**Input rows**.
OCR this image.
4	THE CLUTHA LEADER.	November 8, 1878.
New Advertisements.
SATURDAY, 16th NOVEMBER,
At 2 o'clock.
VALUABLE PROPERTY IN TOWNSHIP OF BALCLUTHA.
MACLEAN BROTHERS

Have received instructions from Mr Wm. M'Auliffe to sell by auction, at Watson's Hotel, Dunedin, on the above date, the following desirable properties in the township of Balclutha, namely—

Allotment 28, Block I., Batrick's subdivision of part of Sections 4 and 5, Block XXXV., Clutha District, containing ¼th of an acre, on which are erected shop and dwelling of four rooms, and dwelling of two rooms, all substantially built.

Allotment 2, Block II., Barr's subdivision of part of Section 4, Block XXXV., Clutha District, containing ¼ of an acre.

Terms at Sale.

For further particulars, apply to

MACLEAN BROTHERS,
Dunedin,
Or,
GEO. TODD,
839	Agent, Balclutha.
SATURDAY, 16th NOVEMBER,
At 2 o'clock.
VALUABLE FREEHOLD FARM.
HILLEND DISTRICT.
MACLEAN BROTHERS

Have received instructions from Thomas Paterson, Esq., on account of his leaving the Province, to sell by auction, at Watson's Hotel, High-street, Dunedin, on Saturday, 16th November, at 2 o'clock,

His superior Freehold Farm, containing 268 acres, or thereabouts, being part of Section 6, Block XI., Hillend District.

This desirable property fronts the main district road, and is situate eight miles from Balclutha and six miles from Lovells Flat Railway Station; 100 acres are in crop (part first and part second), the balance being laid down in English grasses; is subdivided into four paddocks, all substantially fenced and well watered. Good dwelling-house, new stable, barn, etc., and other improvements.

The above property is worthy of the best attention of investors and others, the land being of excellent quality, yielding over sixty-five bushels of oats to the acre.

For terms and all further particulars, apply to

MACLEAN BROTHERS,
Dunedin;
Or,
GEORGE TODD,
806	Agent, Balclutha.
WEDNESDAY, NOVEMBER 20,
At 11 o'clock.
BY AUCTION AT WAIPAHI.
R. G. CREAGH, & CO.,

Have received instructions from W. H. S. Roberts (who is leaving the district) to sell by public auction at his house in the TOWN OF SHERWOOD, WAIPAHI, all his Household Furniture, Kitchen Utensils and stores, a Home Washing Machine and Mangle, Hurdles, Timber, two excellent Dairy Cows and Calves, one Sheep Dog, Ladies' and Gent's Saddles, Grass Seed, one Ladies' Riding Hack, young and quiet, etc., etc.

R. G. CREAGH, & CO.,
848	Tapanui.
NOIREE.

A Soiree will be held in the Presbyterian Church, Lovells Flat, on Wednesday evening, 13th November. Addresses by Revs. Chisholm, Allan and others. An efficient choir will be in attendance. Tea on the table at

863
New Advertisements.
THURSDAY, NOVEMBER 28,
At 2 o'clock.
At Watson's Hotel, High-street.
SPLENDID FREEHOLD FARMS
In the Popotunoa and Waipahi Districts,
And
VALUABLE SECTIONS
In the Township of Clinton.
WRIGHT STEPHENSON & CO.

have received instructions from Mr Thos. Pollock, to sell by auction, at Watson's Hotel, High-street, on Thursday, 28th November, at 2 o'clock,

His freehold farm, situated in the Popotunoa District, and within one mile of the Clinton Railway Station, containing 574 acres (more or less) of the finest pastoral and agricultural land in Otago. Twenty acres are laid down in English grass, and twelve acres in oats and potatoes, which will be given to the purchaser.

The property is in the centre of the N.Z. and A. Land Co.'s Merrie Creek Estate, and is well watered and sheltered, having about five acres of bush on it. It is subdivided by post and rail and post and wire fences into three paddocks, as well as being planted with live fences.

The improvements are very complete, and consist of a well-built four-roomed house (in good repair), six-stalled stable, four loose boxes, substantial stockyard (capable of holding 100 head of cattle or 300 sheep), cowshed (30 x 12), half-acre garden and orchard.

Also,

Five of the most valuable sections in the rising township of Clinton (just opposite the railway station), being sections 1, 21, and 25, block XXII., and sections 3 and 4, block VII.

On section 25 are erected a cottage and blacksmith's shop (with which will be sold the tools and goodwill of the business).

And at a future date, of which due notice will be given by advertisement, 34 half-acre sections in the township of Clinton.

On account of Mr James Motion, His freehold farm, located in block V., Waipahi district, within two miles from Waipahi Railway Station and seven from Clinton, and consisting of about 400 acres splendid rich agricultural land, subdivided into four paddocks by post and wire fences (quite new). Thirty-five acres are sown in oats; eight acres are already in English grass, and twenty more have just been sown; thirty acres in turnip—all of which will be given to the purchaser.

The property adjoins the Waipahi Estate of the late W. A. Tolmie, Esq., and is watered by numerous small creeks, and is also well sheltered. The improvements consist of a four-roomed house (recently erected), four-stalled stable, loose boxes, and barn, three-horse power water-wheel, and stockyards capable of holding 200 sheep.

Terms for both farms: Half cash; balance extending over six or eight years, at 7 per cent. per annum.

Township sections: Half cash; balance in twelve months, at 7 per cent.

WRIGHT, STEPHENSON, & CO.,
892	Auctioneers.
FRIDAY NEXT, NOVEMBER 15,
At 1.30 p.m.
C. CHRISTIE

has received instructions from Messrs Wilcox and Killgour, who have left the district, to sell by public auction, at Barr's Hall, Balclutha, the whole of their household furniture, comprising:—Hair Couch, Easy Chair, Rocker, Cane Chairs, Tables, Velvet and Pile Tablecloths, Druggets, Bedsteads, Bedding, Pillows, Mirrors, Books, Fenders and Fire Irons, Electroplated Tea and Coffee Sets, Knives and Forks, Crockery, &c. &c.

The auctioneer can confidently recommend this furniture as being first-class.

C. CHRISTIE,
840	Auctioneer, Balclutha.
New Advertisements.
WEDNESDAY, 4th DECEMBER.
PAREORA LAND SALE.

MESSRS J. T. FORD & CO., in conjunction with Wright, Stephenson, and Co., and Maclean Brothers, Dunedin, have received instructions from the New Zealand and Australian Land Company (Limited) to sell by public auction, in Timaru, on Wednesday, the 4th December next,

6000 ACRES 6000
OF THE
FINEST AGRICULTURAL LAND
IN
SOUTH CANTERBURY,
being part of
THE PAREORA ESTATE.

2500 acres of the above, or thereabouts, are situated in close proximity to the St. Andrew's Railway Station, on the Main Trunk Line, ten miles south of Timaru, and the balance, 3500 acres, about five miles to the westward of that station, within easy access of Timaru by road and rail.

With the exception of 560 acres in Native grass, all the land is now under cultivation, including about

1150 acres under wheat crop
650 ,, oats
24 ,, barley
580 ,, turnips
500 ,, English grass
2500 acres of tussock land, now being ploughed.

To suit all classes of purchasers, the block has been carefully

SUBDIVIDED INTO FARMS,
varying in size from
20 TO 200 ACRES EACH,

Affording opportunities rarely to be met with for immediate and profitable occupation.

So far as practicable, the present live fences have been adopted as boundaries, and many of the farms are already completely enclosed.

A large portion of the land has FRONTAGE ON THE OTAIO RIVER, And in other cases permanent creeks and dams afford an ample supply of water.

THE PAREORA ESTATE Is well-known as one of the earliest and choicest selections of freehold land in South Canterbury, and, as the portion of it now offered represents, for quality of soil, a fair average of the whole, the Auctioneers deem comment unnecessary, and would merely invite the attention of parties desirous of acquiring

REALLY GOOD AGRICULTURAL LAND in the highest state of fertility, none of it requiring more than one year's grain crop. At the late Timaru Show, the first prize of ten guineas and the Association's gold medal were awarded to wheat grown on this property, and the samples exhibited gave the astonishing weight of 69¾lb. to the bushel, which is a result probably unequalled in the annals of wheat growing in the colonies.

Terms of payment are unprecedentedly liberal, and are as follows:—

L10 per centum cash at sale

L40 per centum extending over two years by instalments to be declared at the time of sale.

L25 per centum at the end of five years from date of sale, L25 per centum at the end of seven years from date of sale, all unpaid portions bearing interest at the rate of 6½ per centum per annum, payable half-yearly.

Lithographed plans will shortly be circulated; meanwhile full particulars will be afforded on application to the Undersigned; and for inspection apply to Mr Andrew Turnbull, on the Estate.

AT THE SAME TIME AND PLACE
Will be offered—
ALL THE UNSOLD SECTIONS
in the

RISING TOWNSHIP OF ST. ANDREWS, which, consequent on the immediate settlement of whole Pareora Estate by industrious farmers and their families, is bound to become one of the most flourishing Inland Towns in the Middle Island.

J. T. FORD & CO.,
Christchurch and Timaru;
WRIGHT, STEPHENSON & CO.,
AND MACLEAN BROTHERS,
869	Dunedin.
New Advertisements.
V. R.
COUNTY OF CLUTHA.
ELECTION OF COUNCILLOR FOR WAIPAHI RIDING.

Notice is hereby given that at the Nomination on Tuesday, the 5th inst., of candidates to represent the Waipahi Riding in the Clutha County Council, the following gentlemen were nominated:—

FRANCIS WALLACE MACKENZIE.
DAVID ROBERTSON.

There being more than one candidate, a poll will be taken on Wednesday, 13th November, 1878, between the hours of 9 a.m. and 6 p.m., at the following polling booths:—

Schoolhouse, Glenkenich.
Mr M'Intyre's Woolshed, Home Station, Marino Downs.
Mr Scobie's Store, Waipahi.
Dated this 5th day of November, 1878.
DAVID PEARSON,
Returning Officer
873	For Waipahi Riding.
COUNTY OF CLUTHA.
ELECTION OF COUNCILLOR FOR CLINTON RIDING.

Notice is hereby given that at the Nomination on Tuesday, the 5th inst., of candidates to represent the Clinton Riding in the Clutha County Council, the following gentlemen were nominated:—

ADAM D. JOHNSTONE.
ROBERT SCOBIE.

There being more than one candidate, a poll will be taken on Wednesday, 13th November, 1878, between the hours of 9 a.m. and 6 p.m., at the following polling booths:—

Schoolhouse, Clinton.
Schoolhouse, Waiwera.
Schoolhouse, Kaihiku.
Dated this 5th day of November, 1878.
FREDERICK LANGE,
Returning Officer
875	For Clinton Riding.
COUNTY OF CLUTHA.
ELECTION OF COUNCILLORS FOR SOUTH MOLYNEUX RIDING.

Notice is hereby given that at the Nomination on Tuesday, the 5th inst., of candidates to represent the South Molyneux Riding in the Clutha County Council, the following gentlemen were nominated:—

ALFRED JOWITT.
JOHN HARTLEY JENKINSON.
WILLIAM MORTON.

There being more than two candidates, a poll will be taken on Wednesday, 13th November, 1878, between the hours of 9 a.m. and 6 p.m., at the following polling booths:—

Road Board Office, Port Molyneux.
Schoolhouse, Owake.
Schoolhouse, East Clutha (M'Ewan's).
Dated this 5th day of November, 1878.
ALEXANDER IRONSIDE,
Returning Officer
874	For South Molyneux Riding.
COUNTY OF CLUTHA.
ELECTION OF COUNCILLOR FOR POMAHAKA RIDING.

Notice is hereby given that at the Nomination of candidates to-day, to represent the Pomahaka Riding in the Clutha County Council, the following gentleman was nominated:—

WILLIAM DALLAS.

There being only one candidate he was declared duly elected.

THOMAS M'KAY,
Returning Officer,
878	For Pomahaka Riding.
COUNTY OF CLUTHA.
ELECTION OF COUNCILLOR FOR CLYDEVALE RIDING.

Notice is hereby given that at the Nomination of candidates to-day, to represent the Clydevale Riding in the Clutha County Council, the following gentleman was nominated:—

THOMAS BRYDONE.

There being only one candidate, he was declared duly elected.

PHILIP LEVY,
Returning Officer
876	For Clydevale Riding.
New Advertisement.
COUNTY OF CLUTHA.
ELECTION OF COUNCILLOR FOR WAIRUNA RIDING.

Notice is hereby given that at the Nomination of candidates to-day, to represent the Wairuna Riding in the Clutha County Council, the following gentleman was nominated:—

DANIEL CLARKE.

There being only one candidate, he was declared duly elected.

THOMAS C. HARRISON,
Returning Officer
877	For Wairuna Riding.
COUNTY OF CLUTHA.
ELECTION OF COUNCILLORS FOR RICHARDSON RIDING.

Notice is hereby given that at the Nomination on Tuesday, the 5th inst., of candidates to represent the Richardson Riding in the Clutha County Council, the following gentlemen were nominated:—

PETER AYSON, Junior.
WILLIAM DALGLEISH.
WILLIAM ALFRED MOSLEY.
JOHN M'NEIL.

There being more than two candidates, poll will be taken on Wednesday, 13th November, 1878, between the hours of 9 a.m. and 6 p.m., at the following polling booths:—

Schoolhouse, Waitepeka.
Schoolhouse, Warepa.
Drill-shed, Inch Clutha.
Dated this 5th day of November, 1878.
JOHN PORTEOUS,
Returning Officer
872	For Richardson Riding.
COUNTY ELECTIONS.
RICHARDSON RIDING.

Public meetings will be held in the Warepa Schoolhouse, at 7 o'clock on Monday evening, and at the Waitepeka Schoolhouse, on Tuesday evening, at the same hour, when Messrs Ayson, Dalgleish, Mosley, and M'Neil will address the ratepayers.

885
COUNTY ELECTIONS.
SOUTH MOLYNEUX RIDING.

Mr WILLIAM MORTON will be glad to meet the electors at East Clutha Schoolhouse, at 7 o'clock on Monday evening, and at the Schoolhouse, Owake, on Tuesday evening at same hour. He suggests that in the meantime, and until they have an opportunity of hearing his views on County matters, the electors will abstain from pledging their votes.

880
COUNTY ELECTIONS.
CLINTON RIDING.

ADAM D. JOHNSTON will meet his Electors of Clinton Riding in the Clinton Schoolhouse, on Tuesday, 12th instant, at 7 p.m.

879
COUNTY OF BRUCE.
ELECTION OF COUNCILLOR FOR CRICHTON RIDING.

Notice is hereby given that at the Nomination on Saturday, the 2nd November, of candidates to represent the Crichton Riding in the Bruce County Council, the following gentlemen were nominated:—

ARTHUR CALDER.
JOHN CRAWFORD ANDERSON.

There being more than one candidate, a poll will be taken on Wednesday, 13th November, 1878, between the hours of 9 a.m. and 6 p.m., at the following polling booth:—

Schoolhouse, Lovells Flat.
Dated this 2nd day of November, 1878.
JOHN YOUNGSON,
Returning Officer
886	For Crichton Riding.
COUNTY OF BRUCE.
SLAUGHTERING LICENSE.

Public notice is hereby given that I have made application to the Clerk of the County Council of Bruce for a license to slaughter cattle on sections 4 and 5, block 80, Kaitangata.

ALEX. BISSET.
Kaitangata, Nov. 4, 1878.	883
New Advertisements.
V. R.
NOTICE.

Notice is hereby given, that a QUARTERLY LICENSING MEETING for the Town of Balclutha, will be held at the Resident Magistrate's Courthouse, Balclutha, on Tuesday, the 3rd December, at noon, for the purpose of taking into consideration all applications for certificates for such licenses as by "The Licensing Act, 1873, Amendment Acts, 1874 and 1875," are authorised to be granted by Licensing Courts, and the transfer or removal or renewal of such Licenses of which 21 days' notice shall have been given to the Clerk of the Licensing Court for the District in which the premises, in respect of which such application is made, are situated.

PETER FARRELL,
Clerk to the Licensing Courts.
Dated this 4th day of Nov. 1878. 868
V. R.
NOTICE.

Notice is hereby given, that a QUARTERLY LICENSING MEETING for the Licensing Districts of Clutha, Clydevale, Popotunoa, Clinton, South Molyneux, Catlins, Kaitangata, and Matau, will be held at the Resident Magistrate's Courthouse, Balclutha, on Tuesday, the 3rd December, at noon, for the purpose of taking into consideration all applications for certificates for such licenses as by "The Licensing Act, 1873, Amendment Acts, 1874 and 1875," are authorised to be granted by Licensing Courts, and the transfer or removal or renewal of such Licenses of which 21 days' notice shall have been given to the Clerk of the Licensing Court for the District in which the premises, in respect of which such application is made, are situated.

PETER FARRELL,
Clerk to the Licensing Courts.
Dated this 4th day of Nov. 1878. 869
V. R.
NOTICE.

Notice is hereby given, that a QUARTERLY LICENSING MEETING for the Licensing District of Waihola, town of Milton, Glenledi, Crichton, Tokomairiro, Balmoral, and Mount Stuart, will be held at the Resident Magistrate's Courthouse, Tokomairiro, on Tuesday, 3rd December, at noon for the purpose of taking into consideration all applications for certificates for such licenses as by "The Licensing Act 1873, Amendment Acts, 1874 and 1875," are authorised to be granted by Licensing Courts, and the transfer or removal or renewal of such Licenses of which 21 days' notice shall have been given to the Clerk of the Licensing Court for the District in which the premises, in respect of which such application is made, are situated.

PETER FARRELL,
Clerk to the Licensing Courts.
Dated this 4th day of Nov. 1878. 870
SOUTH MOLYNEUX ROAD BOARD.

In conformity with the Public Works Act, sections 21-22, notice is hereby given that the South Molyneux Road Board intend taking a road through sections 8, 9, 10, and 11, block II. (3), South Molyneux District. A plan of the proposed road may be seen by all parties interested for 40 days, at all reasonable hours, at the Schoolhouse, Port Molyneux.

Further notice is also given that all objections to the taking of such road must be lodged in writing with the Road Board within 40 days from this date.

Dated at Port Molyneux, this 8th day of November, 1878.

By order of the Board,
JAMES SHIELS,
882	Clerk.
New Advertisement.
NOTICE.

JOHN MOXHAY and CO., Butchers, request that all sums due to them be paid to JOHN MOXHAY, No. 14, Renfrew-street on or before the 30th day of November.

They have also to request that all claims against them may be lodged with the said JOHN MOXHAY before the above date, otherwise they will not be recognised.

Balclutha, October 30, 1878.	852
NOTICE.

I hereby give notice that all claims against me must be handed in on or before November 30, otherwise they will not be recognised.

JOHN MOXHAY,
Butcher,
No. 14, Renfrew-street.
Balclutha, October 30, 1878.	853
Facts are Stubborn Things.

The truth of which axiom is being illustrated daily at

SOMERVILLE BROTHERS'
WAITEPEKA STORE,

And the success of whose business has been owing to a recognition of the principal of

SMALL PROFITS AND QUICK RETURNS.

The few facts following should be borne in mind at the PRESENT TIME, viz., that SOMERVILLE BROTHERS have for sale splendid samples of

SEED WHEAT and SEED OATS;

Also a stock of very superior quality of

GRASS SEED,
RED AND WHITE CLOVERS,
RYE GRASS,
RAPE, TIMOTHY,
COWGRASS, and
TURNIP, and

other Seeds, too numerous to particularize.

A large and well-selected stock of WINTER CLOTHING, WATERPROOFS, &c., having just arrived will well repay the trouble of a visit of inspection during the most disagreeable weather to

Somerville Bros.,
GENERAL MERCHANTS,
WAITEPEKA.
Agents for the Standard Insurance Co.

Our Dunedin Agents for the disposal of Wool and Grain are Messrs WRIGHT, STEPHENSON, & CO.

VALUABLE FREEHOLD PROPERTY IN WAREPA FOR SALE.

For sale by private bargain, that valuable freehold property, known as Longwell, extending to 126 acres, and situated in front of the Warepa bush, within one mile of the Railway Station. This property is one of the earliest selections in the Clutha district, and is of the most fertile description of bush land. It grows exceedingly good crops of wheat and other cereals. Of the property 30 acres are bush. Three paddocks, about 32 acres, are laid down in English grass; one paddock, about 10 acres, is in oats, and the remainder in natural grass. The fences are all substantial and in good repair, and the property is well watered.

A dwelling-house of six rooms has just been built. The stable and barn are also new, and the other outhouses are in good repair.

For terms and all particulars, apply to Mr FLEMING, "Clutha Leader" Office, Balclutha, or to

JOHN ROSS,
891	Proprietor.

---

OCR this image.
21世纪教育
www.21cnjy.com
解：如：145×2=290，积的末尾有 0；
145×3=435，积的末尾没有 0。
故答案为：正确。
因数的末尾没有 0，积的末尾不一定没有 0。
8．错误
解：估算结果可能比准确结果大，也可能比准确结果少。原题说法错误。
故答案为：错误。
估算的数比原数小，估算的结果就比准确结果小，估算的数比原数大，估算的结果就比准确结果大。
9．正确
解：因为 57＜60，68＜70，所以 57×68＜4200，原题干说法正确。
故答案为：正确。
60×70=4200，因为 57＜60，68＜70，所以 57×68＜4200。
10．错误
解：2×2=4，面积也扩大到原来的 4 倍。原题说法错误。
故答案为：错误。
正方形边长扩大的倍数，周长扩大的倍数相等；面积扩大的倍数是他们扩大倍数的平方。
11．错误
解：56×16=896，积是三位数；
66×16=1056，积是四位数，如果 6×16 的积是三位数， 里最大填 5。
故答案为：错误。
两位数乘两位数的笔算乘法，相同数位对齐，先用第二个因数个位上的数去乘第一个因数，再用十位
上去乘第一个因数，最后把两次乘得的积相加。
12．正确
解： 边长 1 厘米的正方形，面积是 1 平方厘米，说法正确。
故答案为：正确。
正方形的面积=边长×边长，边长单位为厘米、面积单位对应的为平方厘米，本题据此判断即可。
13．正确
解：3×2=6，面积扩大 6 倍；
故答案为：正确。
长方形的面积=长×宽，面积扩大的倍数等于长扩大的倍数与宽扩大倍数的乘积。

**To be done**. Lines that include the word "Hotel" — how many are there in the data? Answer with the number alone.

**Response to this task**. 4